▸ **WHAT THE EXERCISE ASKS**: Read the listing below and copy out every line that holds "JUSTIÇA".

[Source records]
┄┄┄┄┄┄┄┄┄┄

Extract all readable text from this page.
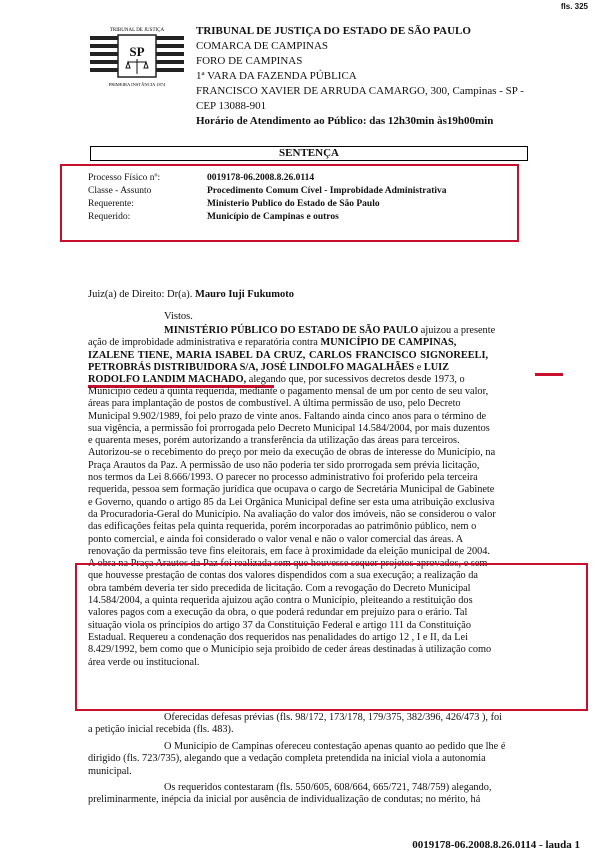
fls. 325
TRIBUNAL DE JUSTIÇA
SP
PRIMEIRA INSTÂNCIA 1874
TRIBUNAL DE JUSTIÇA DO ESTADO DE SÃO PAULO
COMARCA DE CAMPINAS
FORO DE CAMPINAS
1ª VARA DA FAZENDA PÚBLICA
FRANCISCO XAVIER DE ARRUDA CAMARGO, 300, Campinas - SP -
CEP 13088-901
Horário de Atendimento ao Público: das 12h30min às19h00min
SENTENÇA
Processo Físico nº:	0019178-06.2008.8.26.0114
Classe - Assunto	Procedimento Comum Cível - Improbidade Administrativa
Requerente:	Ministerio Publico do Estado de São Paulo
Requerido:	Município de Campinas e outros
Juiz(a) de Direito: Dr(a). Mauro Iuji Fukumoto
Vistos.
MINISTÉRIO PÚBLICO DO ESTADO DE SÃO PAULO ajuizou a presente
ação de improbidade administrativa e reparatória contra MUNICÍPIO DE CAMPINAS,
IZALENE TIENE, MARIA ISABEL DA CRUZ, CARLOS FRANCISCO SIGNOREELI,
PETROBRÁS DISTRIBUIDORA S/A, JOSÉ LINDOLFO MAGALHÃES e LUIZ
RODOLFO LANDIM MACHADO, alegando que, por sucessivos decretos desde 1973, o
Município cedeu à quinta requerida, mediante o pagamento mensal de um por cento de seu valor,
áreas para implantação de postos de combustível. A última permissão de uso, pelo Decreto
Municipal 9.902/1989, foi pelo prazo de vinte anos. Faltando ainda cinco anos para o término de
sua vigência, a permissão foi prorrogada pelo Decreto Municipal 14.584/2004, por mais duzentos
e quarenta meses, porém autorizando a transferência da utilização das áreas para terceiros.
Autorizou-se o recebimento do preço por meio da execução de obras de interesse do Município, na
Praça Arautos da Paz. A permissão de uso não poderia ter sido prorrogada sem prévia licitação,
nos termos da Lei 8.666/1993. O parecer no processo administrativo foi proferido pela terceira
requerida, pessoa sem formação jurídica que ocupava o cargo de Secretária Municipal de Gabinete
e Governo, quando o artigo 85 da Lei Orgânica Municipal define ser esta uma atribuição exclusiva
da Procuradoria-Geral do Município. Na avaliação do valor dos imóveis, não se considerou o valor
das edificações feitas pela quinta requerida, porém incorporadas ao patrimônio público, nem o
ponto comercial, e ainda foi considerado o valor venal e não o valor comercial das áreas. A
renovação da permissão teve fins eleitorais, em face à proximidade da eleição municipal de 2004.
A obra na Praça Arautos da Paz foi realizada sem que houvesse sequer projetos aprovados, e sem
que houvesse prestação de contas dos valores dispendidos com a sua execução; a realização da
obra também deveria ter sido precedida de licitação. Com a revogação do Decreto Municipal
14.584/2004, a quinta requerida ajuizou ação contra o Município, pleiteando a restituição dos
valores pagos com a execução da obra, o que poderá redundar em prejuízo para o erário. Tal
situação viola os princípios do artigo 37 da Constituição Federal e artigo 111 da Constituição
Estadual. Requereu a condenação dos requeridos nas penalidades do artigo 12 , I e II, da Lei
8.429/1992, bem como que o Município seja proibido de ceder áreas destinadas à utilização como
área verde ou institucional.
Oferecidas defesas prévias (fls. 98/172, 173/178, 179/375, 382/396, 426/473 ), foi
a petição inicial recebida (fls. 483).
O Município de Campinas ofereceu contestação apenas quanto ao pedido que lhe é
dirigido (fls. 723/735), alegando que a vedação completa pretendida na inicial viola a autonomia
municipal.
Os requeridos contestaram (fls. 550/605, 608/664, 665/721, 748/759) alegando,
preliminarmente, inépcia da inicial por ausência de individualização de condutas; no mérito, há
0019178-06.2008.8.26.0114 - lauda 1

┄┄┄┄┄┄┄┄┄┄

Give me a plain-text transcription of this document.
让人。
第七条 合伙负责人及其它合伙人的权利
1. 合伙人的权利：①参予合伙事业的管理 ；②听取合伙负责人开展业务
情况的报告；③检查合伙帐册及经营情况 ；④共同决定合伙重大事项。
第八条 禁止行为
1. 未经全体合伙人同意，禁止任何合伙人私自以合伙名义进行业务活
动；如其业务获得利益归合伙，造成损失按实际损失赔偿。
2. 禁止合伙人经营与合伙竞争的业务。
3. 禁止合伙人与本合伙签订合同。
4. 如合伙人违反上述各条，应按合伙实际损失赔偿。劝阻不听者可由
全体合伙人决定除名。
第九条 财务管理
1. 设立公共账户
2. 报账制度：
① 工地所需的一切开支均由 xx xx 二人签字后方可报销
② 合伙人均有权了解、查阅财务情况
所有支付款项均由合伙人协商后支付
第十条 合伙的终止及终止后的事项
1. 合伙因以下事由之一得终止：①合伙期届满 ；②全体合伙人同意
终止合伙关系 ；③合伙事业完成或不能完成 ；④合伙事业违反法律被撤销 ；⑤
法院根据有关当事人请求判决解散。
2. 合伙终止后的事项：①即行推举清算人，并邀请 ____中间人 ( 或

┄┄┄┄┄┄┄┄┄┄

▸ **OUTPUT FOR THIS TASK**:
TRIBUNAL DE JUSTIÇA
TRIBUNAL DE JUSTIÇA DO ESTADO DE SÃO PAULO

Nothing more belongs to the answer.